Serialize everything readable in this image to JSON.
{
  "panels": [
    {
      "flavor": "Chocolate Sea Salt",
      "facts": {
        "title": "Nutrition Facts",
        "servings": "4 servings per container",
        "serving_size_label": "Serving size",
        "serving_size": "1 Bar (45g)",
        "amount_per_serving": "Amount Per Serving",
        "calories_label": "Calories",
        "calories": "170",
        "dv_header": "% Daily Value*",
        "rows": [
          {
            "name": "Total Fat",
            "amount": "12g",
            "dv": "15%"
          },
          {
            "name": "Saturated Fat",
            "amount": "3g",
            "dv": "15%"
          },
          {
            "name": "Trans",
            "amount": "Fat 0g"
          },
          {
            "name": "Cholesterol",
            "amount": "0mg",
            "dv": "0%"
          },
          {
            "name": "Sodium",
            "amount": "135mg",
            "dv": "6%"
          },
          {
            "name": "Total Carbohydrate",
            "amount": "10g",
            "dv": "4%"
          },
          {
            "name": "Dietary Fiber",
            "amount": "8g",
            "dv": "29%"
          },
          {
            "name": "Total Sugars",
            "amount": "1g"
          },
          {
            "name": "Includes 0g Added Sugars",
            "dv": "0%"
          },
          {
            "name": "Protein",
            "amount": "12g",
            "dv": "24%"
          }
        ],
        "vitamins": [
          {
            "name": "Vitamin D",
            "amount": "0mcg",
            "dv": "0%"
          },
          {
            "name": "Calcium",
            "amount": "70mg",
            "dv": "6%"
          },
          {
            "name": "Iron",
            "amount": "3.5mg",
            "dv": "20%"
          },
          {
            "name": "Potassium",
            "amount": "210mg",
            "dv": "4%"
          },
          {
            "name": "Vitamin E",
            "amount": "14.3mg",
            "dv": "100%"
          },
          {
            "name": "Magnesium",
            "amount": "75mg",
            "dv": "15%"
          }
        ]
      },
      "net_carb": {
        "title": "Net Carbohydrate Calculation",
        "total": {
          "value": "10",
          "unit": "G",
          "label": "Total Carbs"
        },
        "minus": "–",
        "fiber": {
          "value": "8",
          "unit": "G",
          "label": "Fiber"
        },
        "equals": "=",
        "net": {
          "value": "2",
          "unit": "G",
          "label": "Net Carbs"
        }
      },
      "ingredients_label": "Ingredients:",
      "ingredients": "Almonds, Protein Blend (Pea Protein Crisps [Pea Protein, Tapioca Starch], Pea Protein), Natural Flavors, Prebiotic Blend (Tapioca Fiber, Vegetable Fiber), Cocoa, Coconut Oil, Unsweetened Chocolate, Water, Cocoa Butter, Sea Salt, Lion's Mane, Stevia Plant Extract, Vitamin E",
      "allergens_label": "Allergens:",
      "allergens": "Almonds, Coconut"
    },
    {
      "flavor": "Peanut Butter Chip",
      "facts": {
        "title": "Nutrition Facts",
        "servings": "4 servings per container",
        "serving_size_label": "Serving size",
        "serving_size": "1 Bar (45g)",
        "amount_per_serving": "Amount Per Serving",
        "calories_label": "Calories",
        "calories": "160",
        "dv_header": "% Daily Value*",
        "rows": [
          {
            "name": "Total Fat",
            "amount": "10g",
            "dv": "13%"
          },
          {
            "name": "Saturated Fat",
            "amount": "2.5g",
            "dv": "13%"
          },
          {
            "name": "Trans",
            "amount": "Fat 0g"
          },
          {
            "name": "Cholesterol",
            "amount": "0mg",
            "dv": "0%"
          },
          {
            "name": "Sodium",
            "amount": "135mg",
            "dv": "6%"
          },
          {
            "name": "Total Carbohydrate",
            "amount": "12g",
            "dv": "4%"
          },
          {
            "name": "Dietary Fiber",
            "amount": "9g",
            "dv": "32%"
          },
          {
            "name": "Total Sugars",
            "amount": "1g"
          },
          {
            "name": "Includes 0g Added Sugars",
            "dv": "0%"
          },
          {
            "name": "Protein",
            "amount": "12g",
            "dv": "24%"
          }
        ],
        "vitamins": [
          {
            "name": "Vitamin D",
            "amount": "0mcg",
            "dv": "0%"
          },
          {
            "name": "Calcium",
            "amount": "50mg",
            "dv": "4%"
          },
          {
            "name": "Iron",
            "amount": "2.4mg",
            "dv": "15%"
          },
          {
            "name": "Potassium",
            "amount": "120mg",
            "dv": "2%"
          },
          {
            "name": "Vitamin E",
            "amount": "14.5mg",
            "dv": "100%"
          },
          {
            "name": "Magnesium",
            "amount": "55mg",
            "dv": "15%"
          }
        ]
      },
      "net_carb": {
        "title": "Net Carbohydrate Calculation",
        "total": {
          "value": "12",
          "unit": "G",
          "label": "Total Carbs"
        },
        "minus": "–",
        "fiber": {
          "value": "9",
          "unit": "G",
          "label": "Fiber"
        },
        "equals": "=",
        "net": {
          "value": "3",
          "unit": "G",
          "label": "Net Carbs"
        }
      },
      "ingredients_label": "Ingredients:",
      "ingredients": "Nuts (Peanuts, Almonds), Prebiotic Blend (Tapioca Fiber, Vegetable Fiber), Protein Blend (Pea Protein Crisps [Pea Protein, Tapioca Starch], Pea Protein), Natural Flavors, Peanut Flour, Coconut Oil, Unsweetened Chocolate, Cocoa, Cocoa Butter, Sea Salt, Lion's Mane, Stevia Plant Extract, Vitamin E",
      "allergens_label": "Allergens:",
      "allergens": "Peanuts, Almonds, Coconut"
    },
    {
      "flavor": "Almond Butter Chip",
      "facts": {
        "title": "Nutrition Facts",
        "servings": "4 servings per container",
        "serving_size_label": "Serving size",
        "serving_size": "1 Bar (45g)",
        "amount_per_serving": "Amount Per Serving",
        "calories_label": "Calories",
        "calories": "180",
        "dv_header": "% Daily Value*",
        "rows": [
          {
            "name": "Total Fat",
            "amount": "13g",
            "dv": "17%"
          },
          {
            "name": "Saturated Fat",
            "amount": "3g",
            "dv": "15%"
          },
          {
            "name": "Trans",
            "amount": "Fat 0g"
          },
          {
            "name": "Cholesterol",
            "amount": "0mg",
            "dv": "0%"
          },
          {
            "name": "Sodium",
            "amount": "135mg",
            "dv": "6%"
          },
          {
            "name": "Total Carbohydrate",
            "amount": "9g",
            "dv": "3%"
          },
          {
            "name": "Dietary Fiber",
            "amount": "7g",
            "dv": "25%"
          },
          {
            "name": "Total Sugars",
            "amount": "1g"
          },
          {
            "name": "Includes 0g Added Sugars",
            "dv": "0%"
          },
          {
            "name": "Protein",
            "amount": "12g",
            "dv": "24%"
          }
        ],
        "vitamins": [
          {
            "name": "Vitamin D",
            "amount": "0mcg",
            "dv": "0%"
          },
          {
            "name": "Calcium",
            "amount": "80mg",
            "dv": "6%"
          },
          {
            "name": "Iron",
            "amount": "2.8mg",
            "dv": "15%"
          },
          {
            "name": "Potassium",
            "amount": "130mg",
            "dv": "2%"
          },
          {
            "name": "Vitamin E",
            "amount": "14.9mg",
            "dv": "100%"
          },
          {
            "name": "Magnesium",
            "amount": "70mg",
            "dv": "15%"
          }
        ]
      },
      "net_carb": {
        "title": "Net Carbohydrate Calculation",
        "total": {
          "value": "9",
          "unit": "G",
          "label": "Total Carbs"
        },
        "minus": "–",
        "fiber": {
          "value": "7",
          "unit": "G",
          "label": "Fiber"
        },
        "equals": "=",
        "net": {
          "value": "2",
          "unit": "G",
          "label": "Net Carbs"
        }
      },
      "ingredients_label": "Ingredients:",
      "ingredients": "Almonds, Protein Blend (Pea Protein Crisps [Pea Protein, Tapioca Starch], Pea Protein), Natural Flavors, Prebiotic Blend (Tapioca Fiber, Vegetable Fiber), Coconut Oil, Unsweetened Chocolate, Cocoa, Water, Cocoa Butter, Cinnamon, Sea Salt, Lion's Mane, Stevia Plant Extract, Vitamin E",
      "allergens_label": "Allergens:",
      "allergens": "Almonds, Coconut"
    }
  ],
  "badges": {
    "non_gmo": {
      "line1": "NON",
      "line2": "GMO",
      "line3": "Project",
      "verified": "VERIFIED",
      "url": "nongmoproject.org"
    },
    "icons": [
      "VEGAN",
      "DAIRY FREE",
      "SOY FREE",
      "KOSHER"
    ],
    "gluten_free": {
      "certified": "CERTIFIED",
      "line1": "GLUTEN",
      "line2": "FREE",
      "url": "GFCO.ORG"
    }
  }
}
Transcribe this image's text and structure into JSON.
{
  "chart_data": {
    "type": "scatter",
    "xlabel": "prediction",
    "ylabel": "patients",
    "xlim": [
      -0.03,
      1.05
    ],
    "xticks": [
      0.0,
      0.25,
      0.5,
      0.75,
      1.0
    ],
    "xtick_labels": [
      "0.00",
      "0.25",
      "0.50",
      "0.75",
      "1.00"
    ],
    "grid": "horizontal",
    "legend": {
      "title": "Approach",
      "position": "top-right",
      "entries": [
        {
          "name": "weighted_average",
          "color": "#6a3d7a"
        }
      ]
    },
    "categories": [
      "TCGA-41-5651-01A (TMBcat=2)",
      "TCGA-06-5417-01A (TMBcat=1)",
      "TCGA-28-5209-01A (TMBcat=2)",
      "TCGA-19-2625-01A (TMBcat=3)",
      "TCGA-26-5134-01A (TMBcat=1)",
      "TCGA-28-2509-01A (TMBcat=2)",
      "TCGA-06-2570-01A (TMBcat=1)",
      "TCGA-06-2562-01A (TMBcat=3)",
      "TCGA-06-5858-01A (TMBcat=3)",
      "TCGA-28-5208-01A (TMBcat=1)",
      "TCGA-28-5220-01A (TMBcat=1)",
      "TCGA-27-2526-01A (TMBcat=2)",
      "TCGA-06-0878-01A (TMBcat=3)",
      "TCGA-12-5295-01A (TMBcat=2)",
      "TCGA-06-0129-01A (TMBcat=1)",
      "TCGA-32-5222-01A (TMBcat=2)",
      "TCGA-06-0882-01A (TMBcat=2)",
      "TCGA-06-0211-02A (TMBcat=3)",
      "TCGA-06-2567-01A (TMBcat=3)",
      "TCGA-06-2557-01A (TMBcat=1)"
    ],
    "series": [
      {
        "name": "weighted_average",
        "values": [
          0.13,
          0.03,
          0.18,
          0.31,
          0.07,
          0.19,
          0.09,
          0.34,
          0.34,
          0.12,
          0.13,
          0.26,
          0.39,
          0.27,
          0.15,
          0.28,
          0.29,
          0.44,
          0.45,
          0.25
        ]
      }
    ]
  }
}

▬▬▬

■ **WHAT IS REQUIRED**: Identify the lines of the data that contain the word "Crisps". Copy each of them.

■ **THE ANSWER**:
      "ingredients": "Almonds, Protein Blend (Pea Protein Crisps [Pea Protein, Tapioca Starch], Pea Protein), Natural Flavors, Prebiotic Blend (Tapioca Fiber, Vegetable Fiber), Cocoa, Coconut Oil, Unsweetened Chocolate, Water, Cocoa Butter, Sea Salt, Lion's Mane, Stevia Plant Extract, Vitamin E",
      "ingredients": "Nuts (Peanuts, Almonds), Prebiotic Blend (Tapioca Fiber, Vegetable Fiber), Protein Blend (Pea Protein Crisps [Pea Protein, Tapioca Starch], Pea Protein), Natural Flavors, Peanut Flour, Coconut Oil, Unsweetened Chocolate, Cocoa, Cocoa Butter, Sea Salt, Lion's Mane, Stevia Plant Extract, Vitamin E",
      "ingredients": "Almonds, Protein Blend (Pea Protein Crisps [Pea Protein, Tapioca Starch], Pea Protein), Natural Flavors, Prebiotic Blend (Tapioca Fiber, Vegetable Fiber), Coconut Oil, Unsweetened Chocolate, Cocoa, Water, Cocoa Butter, Cinnamon, Sea Salt, Lion's Mane, Stevia Plant Extract, Vitamin E",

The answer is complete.